(Extracted data entries)
════════
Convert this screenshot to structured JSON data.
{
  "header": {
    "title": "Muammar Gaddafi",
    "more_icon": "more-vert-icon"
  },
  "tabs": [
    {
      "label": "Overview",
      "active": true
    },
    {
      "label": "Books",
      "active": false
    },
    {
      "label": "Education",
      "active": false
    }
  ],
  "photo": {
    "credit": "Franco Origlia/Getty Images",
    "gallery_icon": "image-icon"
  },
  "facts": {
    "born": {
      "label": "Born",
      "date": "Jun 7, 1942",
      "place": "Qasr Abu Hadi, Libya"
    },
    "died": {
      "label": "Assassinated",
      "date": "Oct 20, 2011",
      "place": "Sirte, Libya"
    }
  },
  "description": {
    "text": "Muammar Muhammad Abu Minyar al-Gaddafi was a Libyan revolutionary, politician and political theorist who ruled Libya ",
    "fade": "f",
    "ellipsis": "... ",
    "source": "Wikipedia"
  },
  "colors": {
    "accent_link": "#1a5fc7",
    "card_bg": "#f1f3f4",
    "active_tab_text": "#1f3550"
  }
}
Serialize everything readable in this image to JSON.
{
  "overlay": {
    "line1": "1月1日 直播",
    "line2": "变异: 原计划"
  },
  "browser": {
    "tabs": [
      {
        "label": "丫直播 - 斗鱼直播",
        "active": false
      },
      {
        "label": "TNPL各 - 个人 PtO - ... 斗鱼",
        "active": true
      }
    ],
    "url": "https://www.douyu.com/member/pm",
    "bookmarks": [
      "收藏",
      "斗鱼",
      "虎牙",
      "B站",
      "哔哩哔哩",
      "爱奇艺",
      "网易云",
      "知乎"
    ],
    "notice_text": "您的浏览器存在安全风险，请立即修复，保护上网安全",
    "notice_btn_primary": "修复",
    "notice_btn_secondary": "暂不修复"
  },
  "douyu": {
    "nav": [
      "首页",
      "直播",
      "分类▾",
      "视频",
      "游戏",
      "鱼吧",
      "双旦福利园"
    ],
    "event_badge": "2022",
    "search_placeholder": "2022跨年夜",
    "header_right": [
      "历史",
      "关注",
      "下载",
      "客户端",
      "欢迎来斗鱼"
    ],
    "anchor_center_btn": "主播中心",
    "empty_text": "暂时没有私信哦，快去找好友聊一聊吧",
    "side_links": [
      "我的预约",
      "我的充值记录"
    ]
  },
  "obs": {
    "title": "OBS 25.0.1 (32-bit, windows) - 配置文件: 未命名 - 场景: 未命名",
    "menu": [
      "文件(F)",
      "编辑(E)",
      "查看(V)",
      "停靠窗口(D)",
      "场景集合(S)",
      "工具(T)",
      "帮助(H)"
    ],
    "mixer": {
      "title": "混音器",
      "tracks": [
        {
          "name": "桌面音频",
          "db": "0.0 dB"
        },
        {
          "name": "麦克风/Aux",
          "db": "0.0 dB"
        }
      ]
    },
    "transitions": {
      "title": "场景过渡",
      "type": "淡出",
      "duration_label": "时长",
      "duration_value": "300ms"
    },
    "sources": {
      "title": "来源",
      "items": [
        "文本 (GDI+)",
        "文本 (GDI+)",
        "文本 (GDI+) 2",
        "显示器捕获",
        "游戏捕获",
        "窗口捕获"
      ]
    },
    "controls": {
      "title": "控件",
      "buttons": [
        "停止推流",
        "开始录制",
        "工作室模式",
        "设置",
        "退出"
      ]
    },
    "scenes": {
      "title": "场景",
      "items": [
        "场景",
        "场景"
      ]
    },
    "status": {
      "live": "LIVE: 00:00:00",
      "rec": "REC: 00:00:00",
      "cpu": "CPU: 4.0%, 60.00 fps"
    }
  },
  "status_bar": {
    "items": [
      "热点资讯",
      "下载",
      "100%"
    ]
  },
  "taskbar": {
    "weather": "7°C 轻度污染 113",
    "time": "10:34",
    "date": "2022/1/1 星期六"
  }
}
════════
Task details: In the entries above, find the lines containing the word "douyu" and say how many there are, with no other words.

Solved exercise: 2